Task instructions: Of the lines in this material, how many contain "Benchmarks"? Answer with a single number only.

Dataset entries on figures
►

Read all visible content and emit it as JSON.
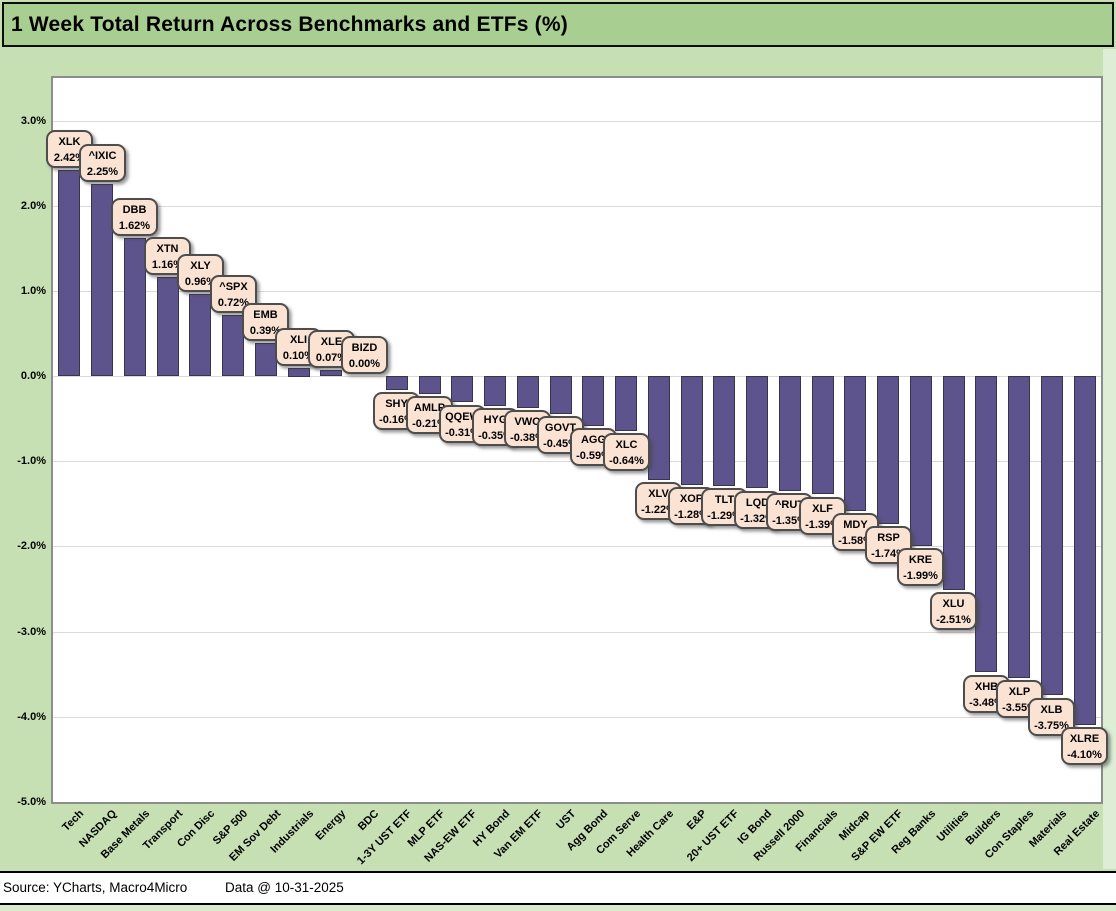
{
  "window": {
    "title": "1 Week Total Return Across Benchmarks and ETFs (%)"
  },
  "footer": {
    "source_label": "Source: YCharts, Macro4Micro",
    "data_label": "Data @ 10-31-2025"
  },
  "colors": {
    "title_bar_bg": "#A9CE91",
    "chart_bg": "#C6E0B4",
    "side_strip_bg": "#DEEDD5",
    "bottom_strip_bg": "#D9EACB",
    "plot_bg": "#FFFFFF",
    "plot_border": "#8C8C8C",
    "gridline": "#D9D9D9",
    "bar_fill": "#5D548D",
    "bar_border": "#39344E",
    "label_box_bg": "#FBE3D4",
    "label_box_border": "#4D4D4D",
    "text": "#000000"
  },
  "y_axis": {
    "ticks": [
      {
        "value": 3.0,
        "label": "3.0%"
      },
      {
        "value": 2.0,
        "label": "2.0%"
      },
      {
        "value": 1.0,
        "label": "1.0%"
      },
      {
        "value": 0.0,
        "label": "0.0%"
      },
      {
        "value": -1.0,
        "label": "-1.0%"
      },
      {
        "value": -2.0,
        "label": "-2.0%"
      },
      {
        "value": -3.0,
        "label": "-3.0%"
      },
      {
        "value": -4.0,
        "label": "-4.0%"
      },
      {
        "value": -5.0,
        "label": "-5.0%"
      }
    ]
  },
  "chart_data": {
    "type": "bar",
    "title": "1 Week Total Return Across Benchmarks and ETFs (%)",
    "xlabel": "",
    "ylabel": "",
    "ylim": [
      -5.0,
      3.5
    ],
    "grid": true,
    "legend": "none",
    "categories": [
      "Tech",
      "NASDAQ",
      "Base Metals",
      "Transport",
      "Con Disc",
      "S&P 500",
      "EM Sov Debt",
      "Industrials",
      "Energy",
      "BDC",
      "1-3Y UST ETF",
      "MLP ETF",
      "NAS-EW ETF",
      "HY Bond",
      "Van EM ETF",
      "UST",
      "Agg Bond",
      "Com Serve",
      "Health Care",
      "E&P",
      "20+ UST ETF",
      "IG Bond",
      "Russell 2000",
      "Financials",
      "Midcap",
      "S&P EW ETF",
      "Reg Banks",
      "Utilities",
      "Builders",
      "Con Staples",
      "Materials",
      "Real Estate"
    ],
    "tickers": [
      "XLK",
      "^IXIC",
      "DBB",
      "XTN",
      "XLY",
      "^SPX",
      "EMB",
      "XLI",
      "XLE",
      "BIZD",
      "SHY",
      "AMLP",
      "QQEW",
      "HYG",
      "VWO",
      "GOVT",
      "AGG",
      "XLC",
      "XLV",
      "XOP",
      "TLT",
      "LQD",
      "^RUT",
      "XLF",
      "MDY",
      "RSP",
      "KRE",
      "XLU",
      "XHB",
      "XLP",
      "XLB",
      "XLRE"
    ],
    "values": [
      2.42,
      2.25,
      1.62,
      1.16,
      0.96,
      0.72,
      0.39,
      0.1,
      0.07,
      0.0,
      -0.16,
      -0.21,
      -0.31,
      -0.35,
      -0.38,
      -0.45,
      -0.59,
      -0.64,
      -1.22,
      -1.28,
      -1.29,
      -1.32,
      -1.35,
      -1.39,
      -1.58,
      -1.74,
      -1.99,
      -2.51,
      -3.48,
      -3.55,
      -3.75,
      -4.1
    ],
    "value_labels": [
      "2.42%",
      "2.25%",
      "1.62%",
      "1.16%",
      "0.96%",
      "0.72%",
      "0.39%",
      "0.10%",
      "0.07%",
      "0.00%",
      "-0.16%",
      "-0.21%",
      "-0.31%",
      "-0.35%",
      "-0.38%",
      "-0.45%",
      "-0.59%",
      "-0.64%",
      "-1.22%",
      "-1.28%",
      "-1.29%",
      "-1.32%",
      "-1.35%",
      "-1.39%",
      "-1.58%",
      "-1.74%",
      "-1.99%",
      "-2.51%",
      "-3.48%",
      "-3.55%",
      "-3.75%",
      "-4.10%"
    ]
  }
}
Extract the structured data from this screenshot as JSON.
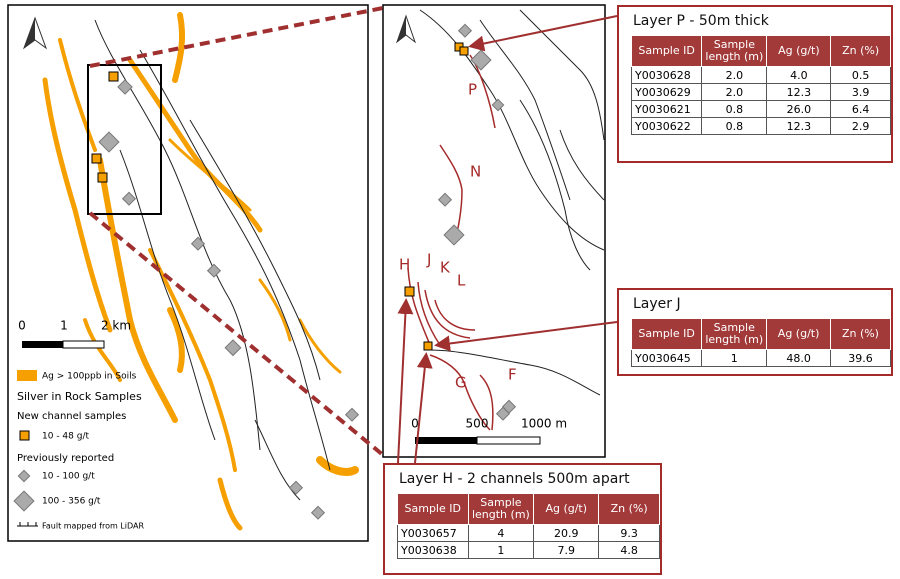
{
  "overview_map": {
    "scale_labels": [
      "0",
      "1",
      "2 km"
    ],
    "legend": {
      "soils": "Ag > 100ppb in Soils",
      "title": "Silver in Rock Samples",
      "new_heading": "New channel samples",
      "new_range": "10 - 48 g/t",
      "prev_heading": "Previously reported",
      "prev_small": "10 - 100 g/t",
      "prev_large": "100 - 356 g/t",
      "fault": "Fault mapped from LiDAR"
    }
  },
  "detail_map": {
    "labels": [
      "P",
      "N",
      "H",
      "J",
      "K",
      "L",
      "G",
      "F"
    ],
    "scale_labels": [
      "0",
      "500",
      "1000 m"
    ]
  },
  "tables": [
    {
      "title": "Layer P - 50m thick",
      "headers": [
        "Sample ID",
        "Sample length (m)",
        "Ag (g/t)",
        "Zn (%)"
      ],
      "rows": [
        [
          "Y0030628",
          "2.0",
          "4.0",
          "0.5"
        ],
        [
          "Y0030629",
          "2.0",
          "12.3",
          "3.9"
        ],
        [
          "Y0030621",
          "0.8",
          "26.0",
          "6.4"
        ],
        [
          "Y0030622",
          "0.8",
          "12.3",
          "2.9"
        ]
      ]
    },
    {
      "title": "Layer J",
      "headers": [
        "Sample ID",
        "Sample length (m)",
        "Ag (g/t)",
        "Zn (%)"
      ],
      "rows": [
        [
          "Y0030645",
          "1",
          "48.0",
          "39.6"
        ]
      ]
    },
    {
      "title": "Layer H - 2 channels 500m apart",
      "headers": [
        "Sample ID",
        "Sample length (m)",
        "Ag (g/t)",
        "Zn (%)"
      ],
      "rows": [
        [
          "Y0030657",
          "4",
          "20.9",
          "9.3"
        ],
        [
          "Y0030638",
          "1",
          "7.9",
          "4.8"
        ]
      ]
    }
  ]
}
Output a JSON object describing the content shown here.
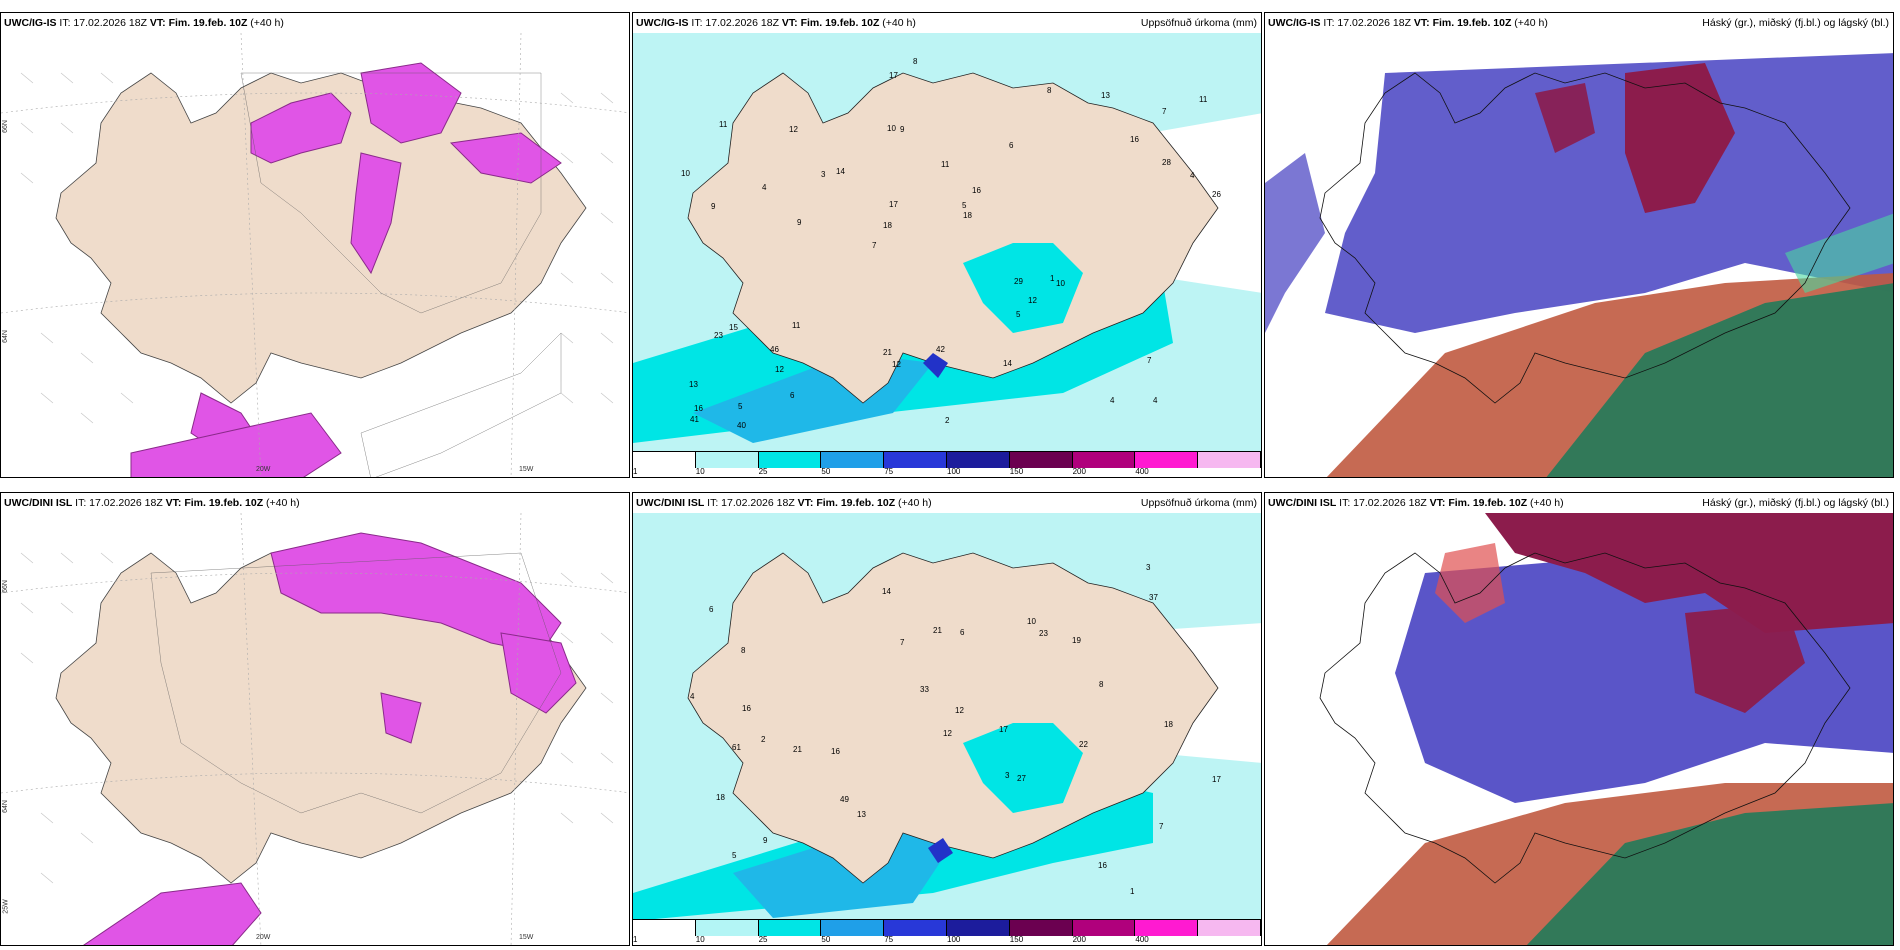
{
  "rows": [
    {
      "model": "UWC/IG-IS",
      "it": "IT: 17.02.2026 18Z",
      "vt_label": "VT:",
      "vt": "Fim. 19.feb. 10Z",
      "lead": "(+40 h)"
    },
    {
      "model": "UWC/DINI ISL",
      "it": "IT: 17.02.2026 18Z",
      "vt_label": "VT:",
      "vt": "Fim. 19.feb. 10Z",
      "lead": "(+40 h)"
    }
  ],
  "titles": {
    "precip": "Uppsöfnuð úrkoma (mm)",
    "cloud": "Háský (gr.), miðský (fj.bl.) og lágský (bl.)"
  },
  "axis_labels": {
    "lat66": "66N",
    "lat64": "64N",
    "lon25": "25W",
    "lon20": "20W",
    "lon15": "15W"
  },
  "legend": {
    "ticks": [
      "1",
      "10",
      "25",
      "50",
      "75",
      "100",
      "150",
      "200",
      "400"
    ],
    "colors": [
      "#ffffff",
      "#b3f5f5",
      "#00e5e5",
      "#1f9fe8",
      "#2838d8",
      "#1c1c9c",
      "#6b0050",
      "#b0007c",
      "#ff1ad1",
      "#f6b8f0"
    ]
  },
  "precip_values": {
    "top": [
      "4",
      "9",
      "7",
      "7",
      "6",
      "5",
      "10",
      "11",
      "15",
      "14",
      "13",
      "12",
      "9",
      "16",
      "10",
      "11",
      "17",
      "26",
      "29",
      "28",
      "18",
      "21",
      "17",
      "12",
      "8",
      "11",
      "4",
      "7",
      "1",
      "2",
      "3",
      "4",
      "5",
      "6",
      "4",
      "5",
      "16",
      "12",
      "18",
      "23",
      "16",
      "11",
      "12",
      "14",
      "46",
      "40",
      "41",
      "42",
      "13",
      "8",
      "9",
      "10"
    ],
    "bottom": [
      "1",
      "2",
      "3",
      "6",
      "7",
      "8",
      "9",
      "16",
      "19",
      "21",
      "23",
      "16",
      "13",
      "14",
      "17",
      "18",
      "22",
      "12",
      "4",
      "5",
      "3",
      "6",
      "8",
      "17",
      "18",
      "16",
      "21",
      "12",
      "33",
      "37",
      "27",
      "61",
      "49",
      "10",
      "7"
    ]
  },
  "colors": {
    "land": "#efdccb",
    "sea_precip": "#bdf4f4",
    "precip_cyan": "#00e5e5",
    "precip_mid": "#1fb8e8",
    "precip_dark": "#2232c8",
    "snow_magenta": "#e055e6",
    "snow_purple": "#8a2a8a",
    "cloud_blue": "#5a55c8",
    "cloud_red": "#8c1c4c",
    "cloud_green": "#2a7a5a",
    "cloud_orange": "#c05a40"
  }
}
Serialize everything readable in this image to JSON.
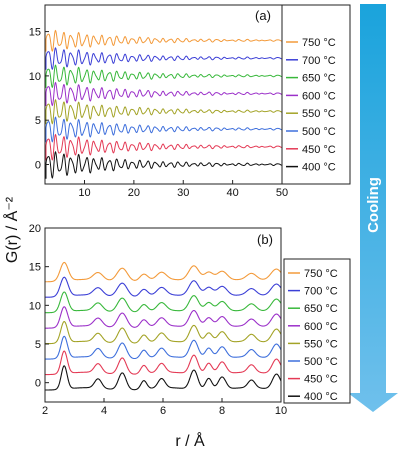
{
  "figure": {
    "ylabel": "G(r) / Å⁻²",
    "xlabel": "r / Å",
    "arrow_label": "Cooling",
    "arrow_colors": {
      "top": "#1aa3dc",
      "bottom": "#6fc0ec"
    }
  },
  "chart_data": [
    {
      "panel": "(a)",
      "type": "line",
      "xlim": [
        2,
        50
      ],
      "ylim": [
        -2.2,
        18
      ],
      "xticks": [
        10,
        20,
        30,
        40,
        50
      ],
      "yticks": [
        0,
        5,
        10,
        15
      ],
      "x_range_plotted": [
        1.6,
        50
      ],
      "series": [
        {
          "name": "750 °C",
          "color": "#f39a3a",
          "offset": 14.0
        },
        {
          "name": "700 °C",
          "color": "#3b3fd6",
          "offset": 12.0
        },
        {
          "name": "650 °C",
          "color": "#38b83b",
          "offset": 10.0
        },
        {
          "name": "600 °C",
          "color": "#9b30c9",
          "offset": 8.0
        },
        {
          "name": "550 °C",
          "color": "#a3a326",
          "offset": 6.0
        },
        {
          "name": "500 °C",
          "color": "#3e6fdc",
          "offset": 4.0
        },
        {
          "name": "450 °C",
          "color": "#e43a55",
          "offset": 2.0
        },
        {
          "name": "400 °C",
          "color": "#111111",
          "offset": 0.0
        }
      ]
    },
    {
      "panel": "(b)",
      "type": "line",
      "xlim": [
        2,
        10
      ],
      "ylim": [
        -2.5,
        20
      ],
      "xticks": [
        2,
        4,
        6,
        8,
        10
      ],
      "yticks": [
        0,
        5,
        10,
        15,
        20
      ],
      "peaks_r": [
        2.65,
        3.8,
        4.62,
        5.35,
        5.95,
        7.05,
        7.55,
        8.0,
        9.0,
        9.85
      ],
      "series": [
        {
          "name": "750 °C",
          "color": "#f39a3a",
          "offset": 14.0
        },
        {
          "name": "700 °C",
          "color": "#3b3fd6",
          "offset": 12.0
        },
        {
          "name": "650 °C",
          "color": "#38b83b",
          "offset": 10.0
        },
        {
          "name": "600 °C",
          "color": "#9b30c9",
          "offset": 8.0
        },
        {
          "name": "550 °C",
          "color": "#a3a326",
          "offset": 6.0
        },
        {
          "name": "500 °C",
          "color": "#3e6fdc",
          "offset": 4.0
        },
        {
          "name": "450 °C",
          "color": "#e43a55",
          "offset": 2.0
        },
        {
          "name": "400 °C",
          "color": "#111111",
          "offset": 0.0
        }
      ]
    }
  ]
}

◄

Answer below: 2